Instructions to follow:
Return each line below that contains the string "swatch", copying every such line in full.

Data provided:
▬▬▬

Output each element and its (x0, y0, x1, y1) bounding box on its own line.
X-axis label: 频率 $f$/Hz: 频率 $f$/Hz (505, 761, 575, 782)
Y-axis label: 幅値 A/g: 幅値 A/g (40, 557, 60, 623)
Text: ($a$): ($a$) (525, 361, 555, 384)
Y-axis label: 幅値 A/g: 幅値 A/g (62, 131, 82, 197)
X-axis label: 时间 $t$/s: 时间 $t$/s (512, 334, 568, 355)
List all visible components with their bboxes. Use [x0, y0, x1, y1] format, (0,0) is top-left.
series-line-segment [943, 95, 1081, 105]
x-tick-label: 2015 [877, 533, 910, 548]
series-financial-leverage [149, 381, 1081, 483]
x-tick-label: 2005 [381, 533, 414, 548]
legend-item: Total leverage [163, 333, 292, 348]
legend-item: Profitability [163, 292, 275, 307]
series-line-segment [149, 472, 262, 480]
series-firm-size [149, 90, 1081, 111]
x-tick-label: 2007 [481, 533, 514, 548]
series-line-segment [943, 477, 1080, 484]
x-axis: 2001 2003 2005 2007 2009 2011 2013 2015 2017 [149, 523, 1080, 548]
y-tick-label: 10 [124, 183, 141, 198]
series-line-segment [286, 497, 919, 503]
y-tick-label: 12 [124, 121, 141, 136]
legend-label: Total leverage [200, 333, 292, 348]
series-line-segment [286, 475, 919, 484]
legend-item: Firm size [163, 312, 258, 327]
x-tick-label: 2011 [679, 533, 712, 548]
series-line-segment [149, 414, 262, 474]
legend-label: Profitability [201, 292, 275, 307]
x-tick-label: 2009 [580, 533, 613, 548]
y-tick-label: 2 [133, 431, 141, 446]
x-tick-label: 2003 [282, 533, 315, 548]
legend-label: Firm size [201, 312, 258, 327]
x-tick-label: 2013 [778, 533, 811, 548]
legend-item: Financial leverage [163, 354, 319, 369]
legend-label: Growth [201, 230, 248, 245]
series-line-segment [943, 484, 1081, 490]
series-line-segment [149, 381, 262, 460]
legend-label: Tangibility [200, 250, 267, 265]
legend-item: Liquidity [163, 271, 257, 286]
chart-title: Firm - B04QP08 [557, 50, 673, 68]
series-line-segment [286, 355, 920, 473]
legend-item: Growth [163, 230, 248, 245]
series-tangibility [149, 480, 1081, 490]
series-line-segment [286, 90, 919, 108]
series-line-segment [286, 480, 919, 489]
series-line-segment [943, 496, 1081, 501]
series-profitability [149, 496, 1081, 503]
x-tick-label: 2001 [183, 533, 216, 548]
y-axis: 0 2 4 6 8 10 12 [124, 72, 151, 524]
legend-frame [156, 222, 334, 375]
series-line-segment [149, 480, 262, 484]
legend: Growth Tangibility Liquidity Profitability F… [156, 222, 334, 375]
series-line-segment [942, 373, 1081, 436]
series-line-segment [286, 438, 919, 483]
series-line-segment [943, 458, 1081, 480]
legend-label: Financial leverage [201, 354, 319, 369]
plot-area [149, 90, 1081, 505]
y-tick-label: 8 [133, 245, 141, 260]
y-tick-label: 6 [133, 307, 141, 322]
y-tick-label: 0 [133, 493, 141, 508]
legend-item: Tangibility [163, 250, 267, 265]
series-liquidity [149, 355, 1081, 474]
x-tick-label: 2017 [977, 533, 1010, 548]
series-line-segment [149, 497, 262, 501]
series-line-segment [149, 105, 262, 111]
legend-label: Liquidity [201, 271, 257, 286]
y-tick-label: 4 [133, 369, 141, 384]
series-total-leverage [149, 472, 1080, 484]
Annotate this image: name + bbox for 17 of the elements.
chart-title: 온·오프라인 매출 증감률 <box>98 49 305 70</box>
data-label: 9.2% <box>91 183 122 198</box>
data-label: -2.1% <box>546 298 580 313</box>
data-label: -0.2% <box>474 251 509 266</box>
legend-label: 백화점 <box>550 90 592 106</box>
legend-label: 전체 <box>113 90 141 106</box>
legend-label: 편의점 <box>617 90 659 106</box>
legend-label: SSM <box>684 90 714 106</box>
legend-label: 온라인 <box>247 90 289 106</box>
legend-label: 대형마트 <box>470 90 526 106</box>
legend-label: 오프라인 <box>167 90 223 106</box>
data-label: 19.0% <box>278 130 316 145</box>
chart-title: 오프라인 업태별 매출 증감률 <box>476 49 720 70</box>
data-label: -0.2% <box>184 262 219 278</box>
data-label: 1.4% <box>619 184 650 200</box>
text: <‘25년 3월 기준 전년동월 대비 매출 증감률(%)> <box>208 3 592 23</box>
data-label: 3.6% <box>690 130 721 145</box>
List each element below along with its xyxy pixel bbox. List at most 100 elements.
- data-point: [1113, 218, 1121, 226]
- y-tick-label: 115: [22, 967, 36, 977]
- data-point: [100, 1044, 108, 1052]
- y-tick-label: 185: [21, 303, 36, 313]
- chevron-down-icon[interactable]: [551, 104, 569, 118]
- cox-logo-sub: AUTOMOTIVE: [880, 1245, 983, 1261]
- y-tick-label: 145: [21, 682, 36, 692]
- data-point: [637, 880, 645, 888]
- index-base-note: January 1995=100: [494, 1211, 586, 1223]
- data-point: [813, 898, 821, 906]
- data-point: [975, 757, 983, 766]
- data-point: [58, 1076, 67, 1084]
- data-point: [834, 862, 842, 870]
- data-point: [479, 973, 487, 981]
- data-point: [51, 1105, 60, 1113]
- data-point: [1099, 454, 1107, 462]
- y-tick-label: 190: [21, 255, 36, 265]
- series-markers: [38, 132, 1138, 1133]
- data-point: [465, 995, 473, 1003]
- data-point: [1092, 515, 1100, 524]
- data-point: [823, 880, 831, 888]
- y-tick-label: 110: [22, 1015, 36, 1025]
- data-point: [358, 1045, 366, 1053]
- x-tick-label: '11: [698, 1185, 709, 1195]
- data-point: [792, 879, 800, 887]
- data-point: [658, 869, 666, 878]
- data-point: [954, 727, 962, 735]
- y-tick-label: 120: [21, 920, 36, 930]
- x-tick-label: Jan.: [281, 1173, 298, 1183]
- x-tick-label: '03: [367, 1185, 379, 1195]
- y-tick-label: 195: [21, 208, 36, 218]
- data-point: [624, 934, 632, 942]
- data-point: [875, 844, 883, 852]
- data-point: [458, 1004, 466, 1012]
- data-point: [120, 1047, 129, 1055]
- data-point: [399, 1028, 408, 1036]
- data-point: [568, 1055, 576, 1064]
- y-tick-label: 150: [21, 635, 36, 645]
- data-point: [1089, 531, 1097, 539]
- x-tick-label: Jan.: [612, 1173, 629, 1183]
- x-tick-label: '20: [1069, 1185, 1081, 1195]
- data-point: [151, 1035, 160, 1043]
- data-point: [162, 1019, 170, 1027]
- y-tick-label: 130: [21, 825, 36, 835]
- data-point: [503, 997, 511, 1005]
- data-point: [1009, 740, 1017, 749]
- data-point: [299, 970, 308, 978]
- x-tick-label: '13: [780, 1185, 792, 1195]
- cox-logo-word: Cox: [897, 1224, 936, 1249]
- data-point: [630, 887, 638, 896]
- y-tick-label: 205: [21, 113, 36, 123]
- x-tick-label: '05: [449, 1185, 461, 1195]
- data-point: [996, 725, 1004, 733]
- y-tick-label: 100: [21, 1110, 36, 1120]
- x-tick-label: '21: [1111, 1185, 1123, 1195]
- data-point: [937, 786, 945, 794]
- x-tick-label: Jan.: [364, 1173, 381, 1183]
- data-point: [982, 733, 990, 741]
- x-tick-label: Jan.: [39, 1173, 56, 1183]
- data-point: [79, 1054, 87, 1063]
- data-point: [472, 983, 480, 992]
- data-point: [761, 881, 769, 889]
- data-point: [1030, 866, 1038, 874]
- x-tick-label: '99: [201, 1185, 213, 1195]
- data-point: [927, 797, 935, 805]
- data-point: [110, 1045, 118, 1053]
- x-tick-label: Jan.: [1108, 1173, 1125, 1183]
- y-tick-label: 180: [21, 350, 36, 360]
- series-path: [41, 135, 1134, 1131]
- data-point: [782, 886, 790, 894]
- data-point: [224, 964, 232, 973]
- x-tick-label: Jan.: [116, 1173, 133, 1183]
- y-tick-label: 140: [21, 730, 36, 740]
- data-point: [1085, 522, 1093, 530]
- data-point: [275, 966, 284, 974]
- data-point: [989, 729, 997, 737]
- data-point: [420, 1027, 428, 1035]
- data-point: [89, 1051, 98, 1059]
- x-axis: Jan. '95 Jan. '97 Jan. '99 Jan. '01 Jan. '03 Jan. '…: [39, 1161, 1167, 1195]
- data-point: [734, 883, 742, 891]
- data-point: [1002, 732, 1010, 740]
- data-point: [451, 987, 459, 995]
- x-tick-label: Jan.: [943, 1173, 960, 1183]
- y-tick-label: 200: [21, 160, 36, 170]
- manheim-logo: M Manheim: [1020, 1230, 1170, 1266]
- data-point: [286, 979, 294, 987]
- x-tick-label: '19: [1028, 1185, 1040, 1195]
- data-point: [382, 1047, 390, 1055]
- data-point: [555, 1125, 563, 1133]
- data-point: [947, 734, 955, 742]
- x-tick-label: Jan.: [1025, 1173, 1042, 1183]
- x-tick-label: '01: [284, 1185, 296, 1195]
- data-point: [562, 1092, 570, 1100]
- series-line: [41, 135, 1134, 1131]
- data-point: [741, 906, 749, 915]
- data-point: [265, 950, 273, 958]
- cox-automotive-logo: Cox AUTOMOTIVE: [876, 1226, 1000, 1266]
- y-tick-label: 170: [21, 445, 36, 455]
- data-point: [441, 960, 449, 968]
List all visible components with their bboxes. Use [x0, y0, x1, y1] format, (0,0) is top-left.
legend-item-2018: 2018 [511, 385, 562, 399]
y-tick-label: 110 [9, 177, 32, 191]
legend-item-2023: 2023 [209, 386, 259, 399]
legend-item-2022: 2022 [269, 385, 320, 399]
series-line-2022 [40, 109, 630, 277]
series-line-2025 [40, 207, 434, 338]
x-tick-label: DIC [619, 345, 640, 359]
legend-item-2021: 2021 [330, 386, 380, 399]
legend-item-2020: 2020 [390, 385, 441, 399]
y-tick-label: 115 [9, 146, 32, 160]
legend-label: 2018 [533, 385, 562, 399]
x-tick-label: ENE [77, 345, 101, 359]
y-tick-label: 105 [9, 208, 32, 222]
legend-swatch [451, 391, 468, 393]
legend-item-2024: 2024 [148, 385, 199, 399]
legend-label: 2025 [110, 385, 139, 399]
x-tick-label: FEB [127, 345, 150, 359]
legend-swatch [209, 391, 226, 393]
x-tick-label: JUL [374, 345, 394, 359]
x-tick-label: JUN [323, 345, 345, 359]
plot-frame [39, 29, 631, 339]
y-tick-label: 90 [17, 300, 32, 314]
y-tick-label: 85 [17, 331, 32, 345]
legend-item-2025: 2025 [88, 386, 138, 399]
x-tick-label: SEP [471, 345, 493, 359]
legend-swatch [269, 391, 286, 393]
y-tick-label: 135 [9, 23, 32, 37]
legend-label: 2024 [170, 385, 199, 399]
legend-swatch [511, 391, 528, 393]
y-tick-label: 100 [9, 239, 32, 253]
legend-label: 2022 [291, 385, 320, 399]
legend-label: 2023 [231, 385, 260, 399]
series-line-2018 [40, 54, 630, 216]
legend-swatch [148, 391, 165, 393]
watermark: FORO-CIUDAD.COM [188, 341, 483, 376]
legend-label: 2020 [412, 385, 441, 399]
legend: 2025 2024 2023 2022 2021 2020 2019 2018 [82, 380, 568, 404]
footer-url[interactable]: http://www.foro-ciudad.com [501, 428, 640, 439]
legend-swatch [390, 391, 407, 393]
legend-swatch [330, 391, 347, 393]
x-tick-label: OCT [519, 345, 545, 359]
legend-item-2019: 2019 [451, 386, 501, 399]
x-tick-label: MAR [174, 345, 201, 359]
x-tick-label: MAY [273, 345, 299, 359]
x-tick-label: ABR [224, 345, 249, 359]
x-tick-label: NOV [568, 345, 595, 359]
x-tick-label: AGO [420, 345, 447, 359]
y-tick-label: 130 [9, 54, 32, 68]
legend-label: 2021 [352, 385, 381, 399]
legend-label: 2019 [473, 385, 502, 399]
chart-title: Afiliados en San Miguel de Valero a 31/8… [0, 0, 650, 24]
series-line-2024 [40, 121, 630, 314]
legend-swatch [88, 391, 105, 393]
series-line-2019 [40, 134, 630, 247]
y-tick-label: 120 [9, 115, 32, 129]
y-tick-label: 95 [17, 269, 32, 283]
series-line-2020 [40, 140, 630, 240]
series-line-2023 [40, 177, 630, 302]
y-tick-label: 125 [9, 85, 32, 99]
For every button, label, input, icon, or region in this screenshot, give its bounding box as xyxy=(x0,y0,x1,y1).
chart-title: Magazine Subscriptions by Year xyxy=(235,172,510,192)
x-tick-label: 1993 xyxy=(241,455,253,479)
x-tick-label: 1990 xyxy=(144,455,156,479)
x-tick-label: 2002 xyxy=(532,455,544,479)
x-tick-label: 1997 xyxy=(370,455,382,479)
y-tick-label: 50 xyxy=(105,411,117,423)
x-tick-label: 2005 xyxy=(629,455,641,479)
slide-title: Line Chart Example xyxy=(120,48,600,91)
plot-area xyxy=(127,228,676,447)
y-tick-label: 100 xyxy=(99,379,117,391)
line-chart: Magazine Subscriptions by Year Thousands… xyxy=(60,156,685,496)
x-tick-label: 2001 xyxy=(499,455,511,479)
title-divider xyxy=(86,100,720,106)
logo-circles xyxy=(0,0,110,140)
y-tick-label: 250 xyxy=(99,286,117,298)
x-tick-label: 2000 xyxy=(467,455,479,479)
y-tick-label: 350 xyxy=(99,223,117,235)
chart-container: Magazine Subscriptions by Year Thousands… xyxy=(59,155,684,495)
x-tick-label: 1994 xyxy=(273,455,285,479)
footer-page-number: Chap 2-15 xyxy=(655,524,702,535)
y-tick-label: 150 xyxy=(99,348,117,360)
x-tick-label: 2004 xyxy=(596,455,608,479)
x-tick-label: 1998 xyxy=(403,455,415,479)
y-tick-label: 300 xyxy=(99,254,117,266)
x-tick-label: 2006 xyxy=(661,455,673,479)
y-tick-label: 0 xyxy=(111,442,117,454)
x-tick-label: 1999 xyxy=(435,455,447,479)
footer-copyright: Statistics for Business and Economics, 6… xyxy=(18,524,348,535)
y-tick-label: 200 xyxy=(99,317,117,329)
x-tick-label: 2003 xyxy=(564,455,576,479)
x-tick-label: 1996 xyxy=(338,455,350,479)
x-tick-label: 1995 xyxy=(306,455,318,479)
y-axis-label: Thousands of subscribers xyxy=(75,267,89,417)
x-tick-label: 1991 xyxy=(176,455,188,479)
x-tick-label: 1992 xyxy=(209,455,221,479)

▬▬▬

Written answer:
legend-swatch [451, 391, 468, 393]
legend-swatch [209, 391, 226, 393]
legend-swatch [269, 391, 286, 393]
legend-swatch [511, 391, 528, 393]
legend-swatch [148, 391, 165, 393]
legend-swatch [390, 391, 407, 393]
legend-swatch [330, 391, 347, 393]
legend-swatch [88, 391, 105, 393]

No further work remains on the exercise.